What follows is a set of records; repeat all of them exactly.

◆ ◆ ◆ ◆

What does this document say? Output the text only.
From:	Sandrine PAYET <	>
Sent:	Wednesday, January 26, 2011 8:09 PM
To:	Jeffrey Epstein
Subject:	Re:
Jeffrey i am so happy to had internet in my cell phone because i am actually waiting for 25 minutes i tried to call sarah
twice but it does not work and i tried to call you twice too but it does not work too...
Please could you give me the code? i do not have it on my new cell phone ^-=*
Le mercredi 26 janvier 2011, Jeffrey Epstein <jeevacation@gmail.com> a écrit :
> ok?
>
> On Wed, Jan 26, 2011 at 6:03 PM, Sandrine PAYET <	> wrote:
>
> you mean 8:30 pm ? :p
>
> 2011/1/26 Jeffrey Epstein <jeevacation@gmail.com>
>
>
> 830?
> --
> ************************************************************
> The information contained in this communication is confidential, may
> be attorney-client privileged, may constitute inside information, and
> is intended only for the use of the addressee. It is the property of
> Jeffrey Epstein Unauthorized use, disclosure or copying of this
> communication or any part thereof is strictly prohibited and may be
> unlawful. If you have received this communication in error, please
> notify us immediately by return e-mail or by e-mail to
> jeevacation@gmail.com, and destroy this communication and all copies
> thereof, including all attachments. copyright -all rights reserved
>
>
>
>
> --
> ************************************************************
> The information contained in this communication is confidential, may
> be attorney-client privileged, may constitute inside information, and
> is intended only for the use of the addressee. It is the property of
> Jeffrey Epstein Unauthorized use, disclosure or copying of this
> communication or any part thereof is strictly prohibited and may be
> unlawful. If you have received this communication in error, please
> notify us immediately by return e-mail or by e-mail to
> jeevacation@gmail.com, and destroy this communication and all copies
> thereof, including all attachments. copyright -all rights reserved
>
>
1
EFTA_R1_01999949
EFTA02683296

◆ ◆ ◆ ◆

**OUTPUT OF THE TASK:**
What does this document say? Output the text only.
From:	Sandrine PAYET <	>
Sent:	Wednesday, January 26, 2011 8:09 PM
To:	Jeffrey Epstein
Subject:	Re:
Jeffrey i am so happy to had internet in my cell phone because i am actually waiting for 25 minutes i tried to call sarah
twice but it does not work and i tried to call you twice too but it does not work too...
Please could you give me the code? i do not have it on my new cell phone ^-=*
Le mercredi 26 janvier 2011, Jeffrey Epstein <jeevacation@gmail.com> a écrit :
> ok?
>
> On Wed, Jan 26, 2011 at 6:03 PM, Sandrine PAYET <	> wrote:
>
> you mean 8:30 pm ? :p
>
> 2011/1/26 Jeffrey Epstein <jeevacation@gmail.com>
>
>
> 830?
> --
> ************************************************************
> The information contained in this communication is confidential, may
> be attorney-client privileged, may constitute inside information, and
> is intended only for the use of the addressee. It is the property of
> Jeffrey Epstein Unauthorized use, disclosure or copying of this
> communication or any part thereof is strictly prohibited and may be
> unlawful. If you have received this communication in error, please
> notify us immediately by return e-mail or by e-mail to
> jeevacation@gmail.com, and destroy this communication and all copies
> thereof, including all attachments. copyright -all rights reserved
>
>
>
>
> --
> ************************************************************
> The information contained in this communication is confidential, may
> be attorney-client privileged, may constitute inside information, and
> is intended only for the use of the addressee. It is the property of
> Jeffrey Epstein Unauthorized use, disclosure or copying of this
> communication or any part thereof is strictly prohibited and may be
> unlawful. If you have received this communication in error, please
> notify us immediately by return e-mail or by e-mail to
> jeevacation@gmail.com, and destroy this communication and all copies
> thereof, including all attachments. copyright -all rights reserved
>
>
1
EFTA_R1_01999949
EFTA02683296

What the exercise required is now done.